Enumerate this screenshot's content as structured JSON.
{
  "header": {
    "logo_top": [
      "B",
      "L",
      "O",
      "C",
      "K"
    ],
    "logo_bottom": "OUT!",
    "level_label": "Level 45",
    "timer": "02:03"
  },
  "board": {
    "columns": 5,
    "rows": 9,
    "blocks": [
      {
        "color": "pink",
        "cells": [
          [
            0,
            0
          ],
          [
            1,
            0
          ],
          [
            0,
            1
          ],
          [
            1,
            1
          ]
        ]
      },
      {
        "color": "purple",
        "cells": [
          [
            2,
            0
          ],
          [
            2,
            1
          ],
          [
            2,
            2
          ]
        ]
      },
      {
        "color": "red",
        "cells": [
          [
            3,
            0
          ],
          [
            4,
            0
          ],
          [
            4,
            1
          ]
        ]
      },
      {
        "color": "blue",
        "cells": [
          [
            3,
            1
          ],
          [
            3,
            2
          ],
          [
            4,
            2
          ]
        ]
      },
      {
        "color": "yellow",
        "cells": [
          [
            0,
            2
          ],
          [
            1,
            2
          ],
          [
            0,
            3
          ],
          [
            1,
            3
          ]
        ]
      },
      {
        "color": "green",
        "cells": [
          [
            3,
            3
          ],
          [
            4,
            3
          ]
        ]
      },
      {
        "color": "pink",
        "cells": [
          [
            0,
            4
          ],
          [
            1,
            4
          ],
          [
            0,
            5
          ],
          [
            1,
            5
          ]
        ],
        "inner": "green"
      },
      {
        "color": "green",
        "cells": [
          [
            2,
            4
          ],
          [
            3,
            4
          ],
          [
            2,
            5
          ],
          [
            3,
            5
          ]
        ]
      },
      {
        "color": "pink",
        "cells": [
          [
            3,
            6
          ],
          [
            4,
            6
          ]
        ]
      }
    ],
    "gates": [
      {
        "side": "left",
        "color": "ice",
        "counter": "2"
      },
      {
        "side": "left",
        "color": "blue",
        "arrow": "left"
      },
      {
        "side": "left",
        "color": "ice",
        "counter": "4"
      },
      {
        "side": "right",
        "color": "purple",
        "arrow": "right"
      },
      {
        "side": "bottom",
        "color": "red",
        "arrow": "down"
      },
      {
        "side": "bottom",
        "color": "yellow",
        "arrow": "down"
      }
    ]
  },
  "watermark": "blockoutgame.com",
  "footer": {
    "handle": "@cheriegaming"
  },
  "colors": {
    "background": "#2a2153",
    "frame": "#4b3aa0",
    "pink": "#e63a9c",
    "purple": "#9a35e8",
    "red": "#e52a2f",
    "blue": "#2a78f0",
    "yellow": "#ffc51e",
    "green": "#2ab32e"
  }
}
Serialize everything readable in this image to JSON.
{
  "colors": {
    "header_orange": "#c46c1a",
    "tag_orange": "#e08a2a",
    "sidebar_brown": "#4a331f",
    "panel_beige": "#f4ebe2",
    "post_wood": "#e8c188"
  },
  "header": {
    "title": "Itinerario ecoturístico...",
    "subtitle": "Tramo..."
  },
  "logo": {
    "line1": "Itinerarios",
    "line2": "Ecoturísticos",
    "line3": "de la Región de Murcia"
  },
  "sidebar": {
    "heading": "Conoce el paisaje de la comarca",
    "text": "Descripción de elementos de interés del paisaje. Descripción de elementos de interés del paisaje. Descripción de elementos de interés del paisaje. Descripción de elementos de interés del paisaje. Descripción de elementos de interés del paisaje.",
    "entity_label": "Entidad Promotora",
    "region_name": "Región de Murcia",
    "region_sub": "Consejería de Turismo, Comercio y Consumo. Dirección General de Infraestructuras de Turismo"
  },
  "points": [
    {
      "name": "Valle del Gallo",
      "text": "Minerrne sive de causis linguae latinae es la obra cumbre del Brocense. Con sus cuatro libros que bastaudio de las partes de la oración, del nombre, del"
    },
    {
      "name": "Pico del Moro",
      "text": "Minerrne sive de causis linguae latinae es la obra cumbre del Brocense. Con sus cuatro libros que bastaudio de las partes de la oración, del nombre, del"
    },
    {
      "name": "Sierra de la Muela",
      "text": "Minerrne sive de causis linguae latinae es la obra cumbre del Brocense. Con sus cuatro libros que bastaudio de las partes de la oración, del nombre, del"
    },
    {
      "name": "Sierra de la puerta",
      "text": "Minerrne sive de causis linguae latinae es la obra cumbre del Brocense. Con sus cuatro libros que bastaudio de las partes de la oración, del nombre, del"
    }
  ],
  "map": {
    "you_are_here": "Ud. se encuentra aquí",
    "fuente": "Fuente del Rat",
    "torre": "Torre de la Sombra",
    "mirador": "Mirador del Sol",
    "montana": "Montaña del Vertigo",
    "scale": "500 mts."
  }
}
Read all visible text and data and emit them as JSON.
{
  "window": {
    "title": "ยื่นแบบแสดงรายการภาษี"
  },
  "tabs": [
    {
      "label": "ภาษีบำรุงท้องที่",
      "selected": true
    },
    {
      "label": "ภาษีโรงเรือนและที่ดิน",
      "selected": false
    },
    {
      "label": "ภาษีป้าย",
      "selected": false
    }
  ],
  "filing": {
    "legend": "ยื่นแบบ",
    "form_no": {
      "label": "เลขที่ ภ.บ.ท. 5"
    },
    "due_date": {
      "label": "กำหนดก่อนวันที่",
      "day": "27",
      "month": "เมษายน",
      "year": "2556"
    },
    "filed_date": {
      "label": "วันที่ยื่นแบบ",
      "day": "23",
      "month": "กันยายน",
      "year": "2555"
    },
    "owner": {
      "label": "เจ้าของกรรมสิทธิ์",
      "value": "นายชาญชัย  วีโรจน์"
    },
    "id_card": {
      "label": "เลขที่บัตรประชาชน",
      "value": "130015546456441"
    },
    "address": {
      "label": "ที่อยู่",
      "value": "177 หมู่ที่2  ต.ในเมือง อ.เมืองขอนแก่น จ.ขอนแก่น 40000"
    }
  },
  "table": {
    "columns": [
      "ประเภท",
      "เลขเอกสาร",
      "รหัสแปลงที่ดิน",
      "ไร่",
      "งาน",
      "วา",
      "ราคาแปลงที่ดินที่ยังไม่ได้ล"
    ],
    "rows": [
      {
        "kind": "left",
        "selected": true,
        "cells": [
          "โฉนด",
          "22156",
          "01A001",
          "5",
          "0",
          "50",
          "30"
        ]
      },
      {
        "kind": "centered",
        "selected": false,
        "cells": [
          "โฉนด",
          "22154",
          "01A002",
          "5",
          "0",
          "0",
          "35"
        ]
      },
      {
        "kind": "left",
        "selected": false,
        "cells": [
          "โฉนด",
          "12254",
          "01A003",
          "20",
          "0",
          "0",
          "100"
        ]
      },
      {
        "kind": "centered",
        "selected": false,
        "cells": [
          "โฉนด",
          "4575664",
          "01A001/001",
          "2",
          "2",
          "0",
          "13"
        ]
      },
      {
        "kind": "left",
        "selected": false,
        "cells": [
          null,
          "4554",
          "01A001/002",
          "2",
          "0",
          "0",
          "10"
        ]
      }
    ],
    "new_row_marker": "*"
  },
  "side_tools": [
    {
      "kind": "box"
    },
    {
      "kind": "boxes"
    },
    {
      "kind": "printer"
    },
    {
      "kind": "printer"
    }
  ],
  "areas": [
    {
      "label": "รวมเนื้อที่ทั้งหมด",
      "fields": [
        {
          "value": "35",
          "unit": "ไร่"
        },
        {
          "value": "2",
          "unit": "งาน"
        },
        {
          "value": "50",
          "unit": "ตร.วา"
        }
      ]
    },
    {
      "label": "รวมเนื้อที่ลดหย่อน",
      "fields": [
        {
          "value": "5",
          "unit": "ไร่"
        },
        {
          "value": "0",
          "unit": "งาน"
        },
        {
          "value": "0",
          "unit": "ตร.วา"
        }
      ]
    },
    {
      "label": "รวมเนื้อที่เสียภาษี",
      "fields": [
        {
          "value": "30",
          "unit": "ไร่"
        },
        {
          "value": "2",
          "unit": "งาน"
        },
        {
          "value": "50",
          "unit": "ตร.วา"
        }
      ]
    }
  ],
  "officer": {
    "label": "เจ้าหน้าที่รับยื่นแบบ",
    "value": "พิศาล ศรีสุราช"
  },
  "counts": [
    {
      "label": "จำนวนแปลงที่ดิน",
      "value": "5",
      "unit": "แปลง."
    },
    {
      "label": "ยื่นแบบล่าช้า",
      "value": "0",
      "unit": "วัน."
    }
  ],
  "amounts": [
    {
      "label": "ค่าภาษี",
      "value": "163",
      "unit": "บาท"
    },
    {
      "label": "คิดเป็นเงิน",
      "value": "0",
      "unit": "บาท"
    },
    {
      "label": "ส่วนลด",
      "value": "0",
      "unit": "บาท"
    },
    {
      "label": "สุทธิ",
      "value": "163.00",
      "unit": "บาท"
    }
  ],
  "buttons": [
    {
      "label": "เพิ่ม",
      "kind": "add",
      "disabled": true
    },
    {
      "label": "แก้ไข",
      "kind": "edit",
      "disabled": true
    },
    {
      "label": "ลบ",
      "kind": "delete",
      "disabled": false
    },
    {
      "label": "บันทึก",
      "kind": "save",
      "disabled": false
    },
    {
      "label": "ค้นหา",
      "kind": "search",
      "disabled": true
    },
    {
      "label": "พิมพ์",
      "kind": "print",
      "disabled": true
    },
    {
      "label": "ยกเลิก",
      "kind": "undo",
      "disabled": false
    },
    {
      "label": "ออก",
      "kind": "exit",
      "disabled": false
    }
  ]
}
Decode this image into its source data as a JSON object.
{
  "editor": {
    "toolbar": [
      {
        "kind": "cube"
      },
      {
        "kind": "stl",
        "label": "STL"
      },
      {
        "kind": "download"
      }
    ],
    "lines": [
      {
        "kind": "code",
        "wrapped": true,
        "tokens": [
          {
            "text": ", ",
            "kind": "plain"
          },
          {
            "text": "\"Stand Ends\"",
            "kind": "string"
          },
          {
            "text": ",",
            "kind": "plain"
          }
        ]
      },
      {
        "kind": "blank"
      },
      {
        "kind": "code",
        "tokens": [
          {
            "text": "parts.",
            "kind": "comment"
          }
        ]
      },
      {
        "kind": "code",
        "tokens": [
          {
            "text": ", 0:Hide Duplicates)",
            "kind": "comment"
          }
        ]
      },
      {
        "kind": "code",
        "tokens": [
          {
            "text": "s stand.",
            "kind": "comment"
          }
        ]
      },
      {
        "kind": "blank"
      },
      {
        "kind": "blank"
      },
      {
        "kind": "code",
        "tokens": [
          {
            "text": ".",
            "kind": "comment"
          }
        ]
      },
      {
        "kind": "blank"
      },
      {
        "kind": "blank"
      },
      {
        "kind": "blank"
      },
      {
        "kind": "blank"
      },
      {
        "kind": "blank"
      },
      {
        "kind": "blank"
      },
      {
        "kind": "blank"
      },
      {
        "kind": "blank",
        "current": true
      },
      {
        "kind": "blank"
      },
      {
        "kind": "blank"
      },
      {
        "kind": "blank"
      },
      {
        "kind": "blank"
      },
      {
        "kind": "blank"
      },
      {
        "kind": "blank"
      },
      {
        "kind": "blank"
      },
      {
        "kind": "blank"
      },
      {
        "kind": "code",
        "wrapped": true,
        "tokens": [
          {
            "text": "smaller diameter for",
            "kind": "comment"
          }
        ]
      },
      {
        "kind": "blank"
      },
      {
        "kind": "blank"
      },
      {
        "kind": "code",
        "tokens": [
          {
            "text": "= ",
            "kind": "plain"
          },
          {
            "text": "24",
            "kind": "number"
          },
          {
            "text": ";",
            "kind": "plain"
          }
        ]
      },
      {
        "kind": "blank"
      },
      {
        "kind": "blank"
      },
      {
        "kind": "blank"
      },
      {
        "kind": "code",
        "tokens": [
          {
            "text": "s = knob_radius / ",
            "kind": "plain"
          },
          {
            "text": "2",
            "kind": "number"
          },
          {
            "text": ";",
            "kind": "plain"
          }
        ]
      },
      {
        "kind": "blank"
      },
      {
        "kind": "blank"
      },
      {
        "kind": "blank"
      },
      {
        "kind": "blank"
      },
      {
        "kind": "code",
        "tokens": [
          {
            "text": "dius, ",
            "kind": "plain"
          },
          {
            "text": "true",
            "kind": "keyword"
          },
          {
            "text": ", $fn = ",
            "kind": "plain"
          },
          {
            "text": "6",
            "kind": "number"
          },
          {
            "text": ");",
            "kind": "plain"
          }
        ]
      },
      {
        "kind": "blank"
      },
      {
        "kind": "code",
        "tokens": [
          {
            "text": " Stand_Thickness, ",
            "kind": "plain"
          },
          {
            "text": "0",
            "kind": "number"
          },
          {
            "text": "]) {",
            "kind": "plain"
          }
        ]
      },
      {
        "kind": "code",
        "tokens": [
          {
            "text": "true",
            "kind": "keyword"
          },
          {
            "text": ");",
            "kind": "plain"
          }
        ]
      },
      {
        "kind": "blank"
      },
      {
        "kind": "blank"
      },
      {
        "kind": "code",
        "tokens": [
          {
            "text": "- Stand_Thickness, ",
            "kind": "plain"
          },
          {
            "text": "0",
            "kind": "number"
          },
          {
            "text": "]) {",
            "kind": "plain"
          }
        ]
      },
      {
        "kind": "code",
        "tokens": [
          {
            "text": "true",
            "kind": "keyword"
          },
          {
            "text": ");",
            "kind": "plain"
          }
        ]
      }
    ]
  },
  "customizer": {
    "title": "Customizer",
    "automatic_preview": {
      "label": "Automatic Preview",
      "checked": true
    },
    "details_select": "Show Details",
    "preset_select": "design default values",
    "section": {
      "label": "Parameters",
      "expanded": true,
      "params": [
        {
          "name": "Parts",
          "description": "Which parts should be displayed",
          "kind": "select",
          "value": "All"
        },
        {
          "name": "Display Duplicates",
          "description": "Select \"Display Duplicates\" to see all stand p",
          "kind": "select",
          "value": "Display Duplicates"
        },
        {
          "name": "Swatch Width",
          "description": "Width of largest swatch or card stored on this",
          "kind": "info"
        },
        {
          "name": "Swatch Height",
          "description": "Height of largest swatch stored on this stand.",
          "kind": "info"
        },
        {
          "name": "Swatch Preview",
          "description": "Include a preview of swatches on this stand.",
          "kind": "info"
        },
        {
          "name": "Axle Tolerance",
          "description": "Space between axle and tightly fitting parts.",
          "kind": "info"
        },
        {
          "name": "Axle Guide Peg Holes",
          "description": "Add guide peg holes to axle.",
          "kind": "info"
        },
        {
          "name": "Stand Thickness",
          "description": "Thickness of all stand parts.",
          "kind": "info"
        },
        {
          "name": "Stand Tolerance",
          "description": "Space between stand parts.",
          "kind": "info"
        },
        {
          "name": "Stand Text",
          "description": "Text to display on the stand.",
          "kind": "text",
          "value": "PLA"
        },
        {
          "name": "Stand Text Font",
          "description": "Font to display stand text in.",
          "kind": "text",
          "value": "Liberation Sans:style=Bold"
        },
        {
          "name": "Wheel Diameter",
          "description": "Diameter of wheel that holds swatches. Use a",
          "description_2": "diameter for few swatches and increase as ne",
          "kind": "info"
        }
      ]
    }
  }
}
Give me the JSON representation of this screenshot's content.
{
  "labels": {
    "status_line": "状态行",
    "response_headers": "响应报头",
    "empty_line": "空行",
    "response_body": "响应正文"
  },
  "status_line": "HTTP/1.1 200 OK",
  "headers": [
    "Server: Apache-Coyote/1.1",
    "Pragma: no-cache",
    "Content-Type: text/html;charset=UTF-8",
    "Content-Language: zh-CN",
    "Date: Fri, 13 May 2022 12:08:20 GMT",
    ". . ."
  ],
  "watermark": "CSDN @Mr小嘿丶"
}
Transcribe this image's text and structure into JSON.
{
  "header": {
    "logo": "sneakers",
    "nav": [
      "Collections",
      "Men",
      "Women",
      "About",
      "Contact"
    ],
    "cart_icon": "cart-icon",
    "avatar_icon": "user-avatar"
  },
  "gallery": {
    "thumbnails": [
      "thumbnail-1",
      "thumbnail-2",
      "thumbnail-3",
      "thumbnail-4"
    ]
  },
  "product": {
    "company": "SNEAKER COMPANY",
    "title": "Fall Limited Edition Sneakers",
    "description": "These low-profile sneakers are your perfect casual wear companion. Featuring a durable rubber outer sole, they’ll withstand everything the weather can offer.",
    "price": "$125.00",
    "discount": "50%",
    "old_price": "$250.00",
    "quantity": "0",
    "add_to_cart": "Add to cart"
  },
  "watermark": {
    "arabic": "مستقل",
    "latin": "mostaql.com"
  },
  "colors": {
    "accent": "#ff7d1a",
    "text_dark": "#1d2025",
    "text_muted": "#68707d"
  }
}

_Task prompt_
Tally up the lines in the records containing the word "เลขท", then give the count and nothing else.

_Solution to the problem_
2